▸ **EXCERPTED DATA**
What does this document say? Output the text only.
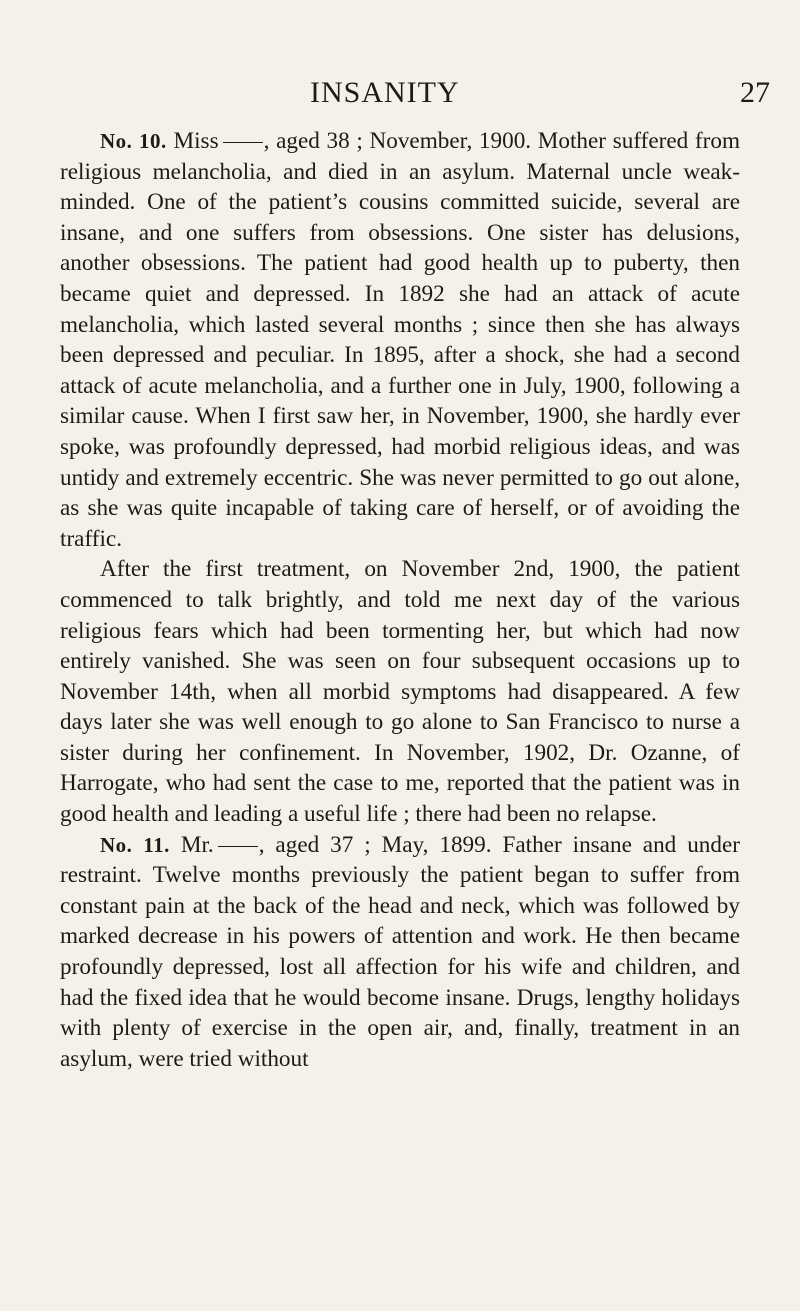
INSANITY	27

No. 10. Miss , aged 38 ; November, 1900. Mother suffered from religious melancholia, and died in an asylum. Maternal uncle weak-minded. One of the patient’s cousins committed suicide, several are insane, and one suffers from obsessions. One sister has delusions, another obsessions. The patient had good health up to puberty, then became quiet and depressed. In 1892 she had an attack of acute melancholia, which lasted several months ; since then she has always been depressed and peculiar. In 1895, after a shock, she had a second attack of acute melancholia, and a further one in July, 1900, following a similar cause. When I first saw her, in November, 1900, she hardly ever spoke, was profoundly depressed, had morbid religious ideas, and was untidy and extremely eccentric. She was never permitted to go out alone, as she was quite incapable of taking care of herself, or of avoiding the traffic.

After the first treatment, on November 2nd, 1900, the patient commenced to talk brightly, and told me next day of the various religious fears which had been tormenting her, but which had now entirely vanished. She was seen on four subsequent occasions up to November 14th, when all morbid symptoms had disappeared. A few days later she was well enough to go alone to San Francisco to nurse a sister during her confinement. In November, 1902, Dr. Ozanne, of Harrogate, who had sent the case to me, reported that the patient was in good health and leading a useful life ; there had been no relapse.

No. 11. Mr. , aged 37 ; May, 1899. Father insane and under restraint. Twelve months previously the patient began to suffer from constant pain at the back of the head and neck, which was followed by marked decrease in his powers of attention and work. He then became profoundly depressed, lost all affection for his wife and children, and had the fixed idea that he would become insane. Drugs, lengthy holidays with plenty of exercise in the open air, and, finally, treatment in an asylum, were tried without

--

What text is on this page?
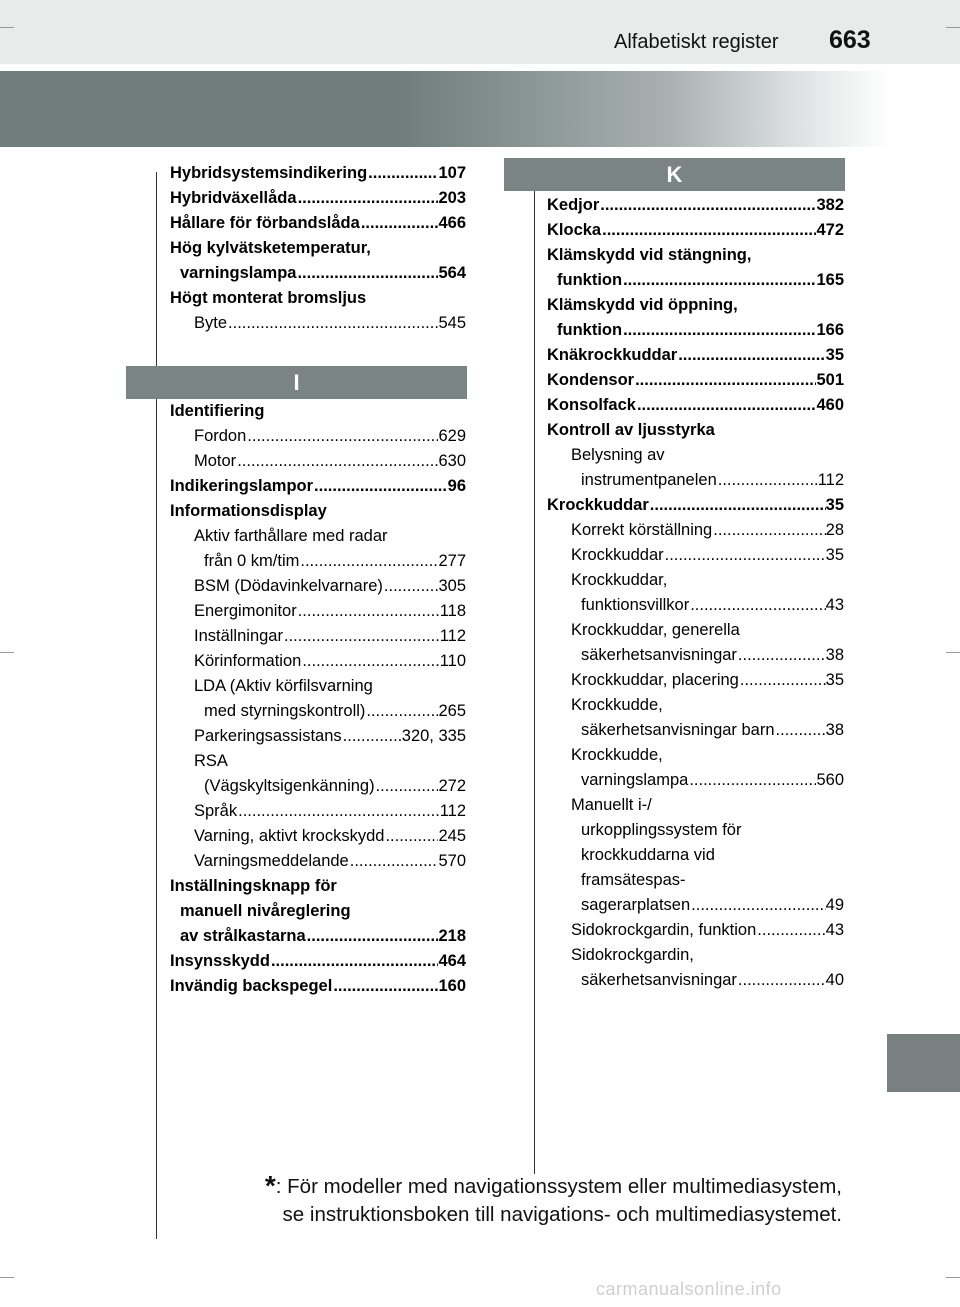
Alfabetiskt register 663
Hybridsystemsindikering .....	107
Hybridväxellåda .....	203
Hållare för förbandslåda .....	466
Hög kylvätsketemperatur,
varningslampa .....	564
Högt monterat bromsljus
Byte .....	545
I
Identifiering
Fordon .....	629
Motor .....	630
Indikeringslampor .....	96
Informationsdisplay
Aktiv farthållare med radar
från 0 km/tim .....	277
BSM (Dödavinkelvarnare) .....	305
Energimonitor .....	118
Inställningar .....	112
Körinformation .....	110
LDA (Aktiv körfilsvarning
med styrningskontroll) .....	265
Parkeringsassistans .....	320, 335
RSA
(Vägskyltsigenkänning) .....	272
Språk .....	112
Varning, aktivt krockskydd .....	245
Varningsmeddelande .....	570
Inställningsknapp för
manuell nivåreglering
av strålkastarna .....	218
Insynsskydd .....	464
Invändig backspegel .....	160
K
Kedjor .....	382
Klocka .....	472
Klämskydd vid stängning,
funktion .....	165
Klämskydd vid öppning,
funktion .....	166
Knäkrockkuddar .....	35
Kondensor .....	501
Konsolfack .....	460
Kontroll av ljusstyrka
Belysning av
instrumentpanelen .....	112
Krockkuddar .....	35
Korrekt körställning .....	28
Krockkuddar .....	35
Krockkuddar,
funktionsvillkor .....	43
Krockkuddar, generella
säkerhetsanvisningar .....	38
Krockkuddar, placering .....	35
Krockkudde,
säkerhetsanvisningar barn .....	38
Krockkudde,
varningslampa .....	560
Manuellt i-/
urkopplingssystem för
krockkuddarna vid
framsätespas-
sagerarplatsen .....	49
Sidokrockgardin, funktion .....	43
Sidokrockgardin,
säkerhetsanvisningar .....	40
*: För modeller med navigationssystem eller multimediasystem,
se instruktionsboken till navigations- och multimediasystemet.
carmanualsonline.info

▸ **DIRECTIVE**
List the lines of the material in which the word "text" occurs.

▸ **EXERCISE RESPONSE**
What does this document say? Output the text only.
What text is on this page?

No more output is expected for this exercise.